> What you are asked to do
Repeat every record below exactly as written.

> Supplied entries
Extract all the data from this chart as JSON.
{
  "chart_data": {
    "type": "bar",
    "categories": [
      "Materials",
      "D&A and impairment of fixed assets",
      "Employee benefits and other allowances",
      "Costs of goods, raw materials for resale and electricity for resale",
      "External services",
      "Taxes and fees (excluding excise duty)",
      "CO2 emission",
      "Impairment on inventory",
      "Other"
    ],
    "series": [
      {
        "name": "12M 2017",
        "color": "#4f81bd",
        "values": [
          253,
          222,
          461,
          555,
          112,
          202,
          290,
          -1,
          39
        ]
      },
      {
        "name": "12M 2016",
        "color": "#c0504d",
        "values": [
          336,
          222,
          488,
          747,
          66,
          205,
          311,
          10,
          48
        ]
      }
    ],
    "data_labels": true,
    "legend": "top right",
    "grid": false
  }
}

> Answer to this exercise
Extract all the data from this chart as JSON.
{
  "chart_data": {
    "type": "bar",
    "categories": [
      "Materials",
      "D&A and impairment of fixed assets",
      "Employee benefits and other allowances",
      "Costs of goods, raw materials for resale and electricity for resale",
      "External services",
      "Taxes and fees (excluding excise duty)",
      "CO2 emission",
      "Impairment on inventory",
      "Other"
    ],
    "series": [
      {
        "name": "12M 2017",
        "color": "#4f81bd",
        "values": [
          253,
          222,
          461,
          555,
          112,
          202,
          290,
          -1,
          39
        ]
      },
      {
        "name": "12M 2016",
        "color": "#c0504d",
        "values": [
          336,
          222,
          488,
          747,
          66,
          205,
          311,
          10,
          48
        ]
      }
    ],
    "data_labels": true,
    "legend": "top right",
    "grid": false
  }
}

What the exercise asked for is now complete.